Les talibans pakistanais à l’affut de l’effondrement afghan
Alain RODIER

Waliur Rehman (à gauche) et Hakeemullah Mehsud (à droite). Les Américains
promettent une prime de 5 millions de dollars pour la capture de ces deux hommes.
Les taliban pakistanais se préparent d'ores et déjà, aux côtés de leurs frères afghans, à participer à l'assaut prévu contre le régime de Kaboul après que les dernières forces combattantes de l'OTAN auront quitté l'Afghanistan fin 2014[1].
Une vidéo diffusée en décembre montre Hakeemullah Mehsud[2], le chef du Tehrik-e-Taliban Pakistan (TTP[3]), en compagnie de son second Waliur Rehman, qui déclare : « nous sommes des talibans afghans et les talibans afghans sont nôtres ». Plus inquiétant encore, il affirme « nous souhaitons toujours être décapités pour Al-Qaida ». En effet, son côté impitoyable est bien connu : il a ordonné à ses troupes d'assassiner tous leurs prisonniers, ce qu'elles firent fin décembre 2012 : 21 membres des forces paramilitaires pachtounes pakistanaises, capturés sur trois points de contrôle situés à proximité de Peshawar, ont été froidement abattus.
Cette cruauté destinée à influencer ses interlocuteurs ne l'empêche pas de demander à négocier avec le pouvoir pakistanais. Toutefois, cela ne constitue pas réellement une nouveauté[4]. Par contre, il martèle qu'il est hors de question de déposer les armes tant que le régime d'Islamabad n'aura pas rompu toutes les relations avec les Etats-Unis et qu'il n'aura pas remplacé la constitution en vigueur par la loi islamique.
Hakeemullah Mehsud encourage également le pouvoir pakistanais à prendre sa revanche sur l'Inde qui lui a infligé une cruelle défaite militaire en 1971[5]. En fait, il tente d'obtenir une sorte de cessez-le-feu dans les zones tribales pakistanaises accompagné d'une « neutralité bienveillante » de la part des autorités d'Islamabad pour être en mesure de se retourner, tous moyens réunis, contre le régime en place à Kaboul. Les zones tribales serviront à ce moment là de base arrière sûre pour les combattants engagés sur le territoire afghan.

== Matériel ==
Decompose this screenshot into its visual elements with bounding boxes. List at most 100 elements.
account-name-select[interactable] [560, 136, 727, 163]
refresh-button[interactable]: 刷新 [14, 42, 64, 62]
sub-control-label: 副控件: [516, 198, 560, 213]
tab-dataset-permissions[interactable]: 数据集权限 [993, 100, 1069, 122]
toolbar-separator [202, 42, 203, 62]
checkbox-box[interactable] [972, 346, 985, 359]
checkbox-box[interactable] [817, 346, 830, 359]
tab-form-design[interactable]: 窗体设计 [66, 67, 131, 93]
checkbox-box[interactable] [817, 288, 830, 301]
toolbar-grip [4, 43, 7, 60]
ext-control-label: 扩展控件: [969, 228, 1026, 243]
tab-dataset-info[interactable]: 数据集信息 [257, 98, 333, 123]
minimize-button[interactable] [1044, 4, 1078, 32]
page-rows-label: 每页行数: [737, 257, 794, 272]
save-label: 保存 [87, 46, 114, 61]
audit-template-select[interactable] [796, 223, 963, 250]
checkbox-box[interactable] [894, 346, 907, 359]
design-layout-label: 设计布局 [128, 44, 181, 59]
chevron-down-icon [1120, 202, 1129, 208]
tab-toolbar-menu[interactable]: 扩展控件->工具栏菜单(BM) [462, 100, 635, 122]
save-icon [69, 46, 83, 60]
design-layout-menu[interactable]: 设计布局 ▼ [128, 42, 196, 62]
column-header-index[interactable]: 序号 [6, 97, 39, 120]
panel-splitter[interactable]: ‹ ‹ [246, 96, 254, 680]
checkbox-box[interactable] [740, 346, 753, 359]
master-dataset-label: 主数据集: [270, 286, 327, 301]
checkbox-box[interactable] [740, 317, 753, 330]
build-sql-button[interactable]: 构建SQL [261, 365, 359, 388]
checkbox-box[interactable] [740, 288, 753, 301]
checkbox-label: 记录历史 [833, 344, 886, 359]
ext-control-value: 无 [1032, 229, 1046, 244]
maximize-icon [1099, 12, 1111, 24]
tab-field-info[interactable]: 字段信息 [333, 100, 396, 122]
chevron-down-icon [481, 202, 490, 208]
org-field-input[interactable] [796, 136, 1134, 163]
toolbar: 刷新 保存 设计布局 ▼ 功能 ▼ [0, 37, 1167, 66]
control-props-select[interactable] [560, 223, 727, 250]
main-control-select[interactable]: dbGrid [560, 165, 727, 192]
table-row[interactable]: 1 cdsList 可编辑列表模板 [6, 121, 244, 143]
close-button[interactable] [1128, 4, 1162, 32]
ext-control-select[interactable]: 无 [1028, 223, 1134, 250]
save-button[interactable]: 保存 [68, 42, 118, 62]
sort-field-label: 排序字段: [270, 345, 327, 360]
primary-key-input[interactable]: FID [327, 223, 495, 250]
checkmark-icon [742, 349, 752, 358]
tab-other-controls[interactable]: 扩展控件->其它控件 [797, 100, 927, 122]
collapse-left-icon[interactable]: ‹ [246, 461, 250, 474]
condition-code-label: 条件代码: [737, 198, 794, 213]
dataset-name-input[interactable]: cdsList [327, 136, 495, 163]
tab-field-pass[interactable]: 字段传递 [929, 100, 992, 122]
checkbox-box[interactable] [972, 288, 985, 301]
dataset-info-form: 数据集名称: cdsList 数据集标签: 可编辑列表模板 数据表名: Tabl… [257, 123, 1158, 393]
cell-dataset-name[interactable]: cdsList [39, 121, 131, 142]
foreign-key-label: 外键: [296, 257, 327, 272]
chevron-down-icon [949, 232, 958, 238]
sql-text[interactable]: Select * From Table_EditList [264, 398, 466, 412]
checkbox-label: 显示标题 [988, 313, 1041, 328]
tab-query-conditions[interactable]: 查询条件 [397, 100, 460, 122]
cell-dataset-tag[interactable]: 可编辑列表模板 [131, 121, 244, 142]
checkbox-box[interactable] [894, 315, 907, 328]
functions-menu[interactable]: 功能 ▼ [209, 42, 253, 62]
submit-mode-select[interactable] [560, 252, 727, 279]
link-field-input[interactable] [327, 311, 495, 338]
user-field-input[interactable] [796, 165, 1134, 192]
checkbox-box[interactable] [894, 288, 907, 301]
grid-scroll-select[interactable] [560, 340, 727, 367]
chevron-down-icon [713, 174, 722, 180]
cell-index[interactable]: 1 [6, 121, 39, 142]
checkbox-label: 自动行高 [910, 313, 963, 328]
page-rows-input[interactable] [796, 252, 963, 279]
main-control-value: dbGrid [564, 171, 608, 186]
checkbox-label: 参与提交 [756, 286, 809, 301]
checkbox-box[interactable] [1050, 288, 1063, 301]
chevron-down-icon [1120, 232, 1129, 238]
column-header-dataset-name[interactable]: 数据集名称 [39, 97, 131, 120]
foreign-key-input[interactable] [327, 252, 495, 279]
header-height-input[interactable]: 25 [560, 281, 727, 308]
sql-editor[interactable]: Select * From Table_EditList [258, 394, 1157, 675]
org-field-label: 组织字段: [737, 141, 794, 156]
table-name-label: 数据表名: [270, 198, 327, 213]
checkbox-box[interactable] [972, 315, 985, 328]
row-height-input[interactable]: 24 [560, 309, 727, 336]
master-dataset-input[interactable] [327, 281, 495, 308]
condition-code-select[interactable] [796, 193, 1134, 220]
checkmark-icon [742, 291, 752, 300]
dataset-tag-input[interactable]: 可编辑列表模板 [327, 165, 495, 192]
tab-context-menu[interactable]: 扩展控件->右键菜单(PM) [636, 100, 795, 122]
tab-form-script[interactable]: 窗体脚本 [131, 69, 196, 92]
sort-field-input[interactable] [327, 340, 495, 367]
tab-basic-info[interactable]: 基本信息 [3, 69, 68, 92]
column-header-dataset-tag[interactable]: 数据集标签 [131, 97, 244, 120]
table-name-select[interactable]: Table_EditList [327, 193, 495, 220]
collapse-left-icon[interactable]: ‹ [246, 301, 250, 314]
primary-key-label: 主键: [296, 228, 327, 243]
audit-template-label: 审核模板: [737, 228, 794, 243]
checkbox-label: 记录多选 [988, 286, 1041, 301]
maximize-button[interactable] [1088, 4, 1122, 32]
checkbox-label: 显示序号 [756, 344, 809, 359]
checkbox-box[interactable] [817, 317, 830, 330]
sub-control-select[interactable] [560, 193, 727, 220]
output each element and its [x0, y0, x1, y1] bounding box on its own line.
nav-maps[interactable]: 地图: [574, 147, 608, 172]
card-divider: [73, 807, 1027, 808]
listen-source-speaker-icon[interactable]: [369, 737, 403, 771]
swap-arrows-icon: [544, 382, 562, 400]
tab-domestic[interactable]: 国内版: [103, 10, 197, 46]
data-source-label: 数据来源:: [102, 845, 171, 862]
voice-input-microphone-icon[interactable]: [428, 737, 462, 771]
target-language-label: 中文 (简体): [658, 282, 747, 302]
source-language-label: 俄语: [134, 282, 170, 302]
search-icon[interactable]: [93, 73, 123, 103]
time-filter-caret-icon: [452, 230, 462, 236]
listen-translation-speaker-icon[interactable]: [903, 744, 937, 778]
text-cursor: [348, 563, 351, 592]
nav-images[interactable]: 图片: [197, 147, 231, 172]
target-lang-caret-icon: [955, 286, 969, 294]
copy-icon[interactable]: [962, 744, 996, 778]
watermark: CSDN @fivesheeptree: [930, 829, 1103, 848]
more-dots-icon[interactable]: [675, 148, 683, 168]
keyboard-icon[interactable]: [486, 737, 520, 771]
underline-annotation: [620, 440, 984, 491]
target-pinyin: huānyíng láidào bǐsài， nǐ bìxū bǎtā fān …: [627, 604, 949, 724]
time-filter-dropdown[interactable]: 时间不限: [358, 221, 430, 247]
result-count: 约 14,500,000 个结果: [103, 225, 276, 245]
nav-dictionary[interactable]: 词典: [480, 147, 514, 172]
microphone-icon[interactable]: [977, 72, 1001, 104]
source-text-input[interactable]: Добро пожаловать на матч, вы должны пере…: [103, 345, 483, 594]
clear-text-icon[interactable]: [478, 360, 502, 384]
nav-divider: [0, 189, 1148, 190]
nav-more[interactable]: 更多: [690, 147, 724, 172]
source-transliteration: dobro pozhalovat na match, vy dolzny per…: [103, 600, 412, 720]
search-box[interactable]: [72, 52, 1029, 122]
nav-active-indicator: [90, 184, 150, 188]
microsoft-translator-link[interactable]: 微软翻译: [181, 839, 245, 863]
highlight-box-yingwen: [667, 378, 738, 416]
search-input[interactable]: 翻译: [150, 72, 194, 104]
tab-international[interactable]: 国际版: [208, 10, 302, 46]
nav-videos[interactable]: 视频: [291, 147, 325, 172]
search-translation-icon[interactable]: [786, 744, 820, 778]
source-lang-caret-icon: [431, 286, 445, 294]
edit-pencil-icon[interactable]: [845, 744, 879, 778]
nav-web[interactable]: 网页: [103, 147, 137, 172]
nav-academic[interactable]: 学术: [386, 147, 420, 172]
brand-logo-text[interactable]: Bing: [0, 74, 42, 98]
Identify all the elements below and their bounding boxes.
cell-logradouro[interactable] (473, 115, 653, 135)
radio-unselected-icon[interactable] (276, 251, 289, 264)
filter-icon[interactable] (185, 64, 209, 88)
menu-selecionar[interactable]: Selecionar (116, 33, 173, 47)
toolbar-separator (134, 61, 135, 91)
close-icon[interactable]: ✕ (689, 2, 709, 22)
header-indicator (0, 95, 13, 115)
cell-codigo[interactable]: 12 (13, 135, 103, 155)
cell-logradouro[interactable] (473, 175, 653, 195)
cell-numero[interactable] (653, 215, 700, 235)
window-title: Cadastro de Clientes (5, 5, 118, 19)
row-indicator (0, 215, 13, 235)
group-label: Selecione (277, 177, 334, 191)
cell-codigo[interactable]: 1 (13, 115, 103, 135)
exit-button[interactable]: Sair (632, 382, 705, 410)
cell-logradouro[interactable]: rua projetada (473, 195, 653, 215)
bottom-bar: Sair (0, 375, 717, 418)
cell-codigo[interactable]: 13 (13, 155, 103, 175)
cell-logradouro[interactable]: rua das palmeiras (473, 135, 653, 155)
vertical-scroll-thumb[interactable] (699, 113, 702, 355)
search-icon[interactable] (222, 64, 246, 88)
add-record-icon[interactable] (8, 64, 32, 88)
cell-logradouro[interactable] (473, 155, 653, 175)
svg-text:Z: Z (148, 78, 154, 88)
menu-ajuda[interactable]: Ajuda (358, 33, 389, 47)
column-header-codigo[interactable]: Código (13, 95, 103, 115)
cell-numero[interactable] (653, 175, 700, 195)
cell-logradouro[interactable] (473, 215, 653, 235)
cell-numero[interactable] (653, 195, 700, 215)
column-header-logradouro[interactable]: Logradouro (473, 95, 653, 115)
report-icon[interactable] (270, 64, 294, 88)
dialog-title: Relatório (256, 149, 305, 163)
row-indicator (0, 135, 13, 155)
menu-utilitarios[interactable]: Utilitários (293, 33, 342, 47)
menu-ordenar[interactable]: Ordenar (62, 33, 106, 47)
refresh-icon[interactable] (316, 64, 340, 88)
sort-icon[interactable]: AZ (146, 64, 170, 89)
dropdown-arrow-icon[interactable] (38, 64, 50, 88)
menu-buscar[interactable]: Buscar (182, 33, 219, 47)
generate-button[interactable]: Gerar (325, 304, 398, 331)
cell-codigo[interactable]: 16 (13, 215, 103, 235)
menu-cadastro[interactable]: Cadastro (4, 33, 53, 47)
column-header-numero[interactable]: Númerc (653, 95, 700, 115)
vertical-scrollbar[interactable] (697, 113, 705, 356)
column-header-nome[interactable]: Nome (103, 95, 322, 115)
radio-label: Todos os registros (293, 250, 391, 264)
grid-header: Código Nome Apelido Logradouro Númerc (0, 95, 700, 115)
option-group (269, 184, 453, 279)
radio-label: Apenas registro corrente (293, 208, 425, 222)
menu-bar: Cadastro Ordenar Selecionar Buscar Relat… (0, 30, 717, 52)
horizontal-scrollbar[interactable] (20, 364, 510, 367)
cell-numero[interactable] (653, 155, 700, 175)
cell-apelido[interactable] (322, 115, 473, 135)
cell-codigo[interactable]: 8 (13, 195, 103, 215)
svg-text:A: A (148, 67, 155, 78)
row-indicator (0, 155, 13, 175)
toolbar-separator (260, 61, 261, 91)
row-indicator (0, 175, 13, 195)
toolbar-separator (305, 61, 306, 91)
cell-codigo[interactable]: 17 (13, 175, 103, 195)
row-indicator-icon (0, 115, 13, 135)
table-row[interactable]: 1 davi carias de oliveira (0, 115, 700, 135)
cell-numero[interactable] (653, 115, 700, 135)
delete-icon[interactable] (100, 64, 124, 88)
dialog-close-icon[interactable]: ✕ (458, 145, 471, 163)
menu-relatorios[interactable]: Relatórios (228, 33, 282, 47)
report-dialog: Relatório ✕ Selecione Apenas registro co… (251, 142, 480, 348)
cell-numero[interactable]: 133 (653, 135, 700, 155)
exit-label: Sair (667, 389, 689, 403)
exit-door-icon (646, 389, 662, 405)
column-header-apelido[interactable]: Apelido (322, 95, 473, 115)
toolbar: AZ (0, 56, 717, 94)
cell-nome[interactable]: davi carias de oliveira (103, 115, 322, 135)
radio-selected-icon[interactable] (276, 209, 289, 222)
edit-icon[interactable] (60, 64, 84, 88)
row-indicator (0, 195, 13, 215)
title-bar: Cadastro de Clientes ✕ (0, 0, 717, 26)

== Consigne ==
Reprenez le passage du texte fourni allant de « Les talibans pakistanais » à « ces deux hommes. », en substituant « récompense » à « prime ».

== Solution ==
Les talibans pakistanais à l’affut de l’effondrement afghan
Alain RODIER

Waliur Rehman (à gauche) et Hakeemullah Mehsud (à droite). Les Américains
promettent une récompense de 5 millions de dollars pour la capture de ces deux hommes.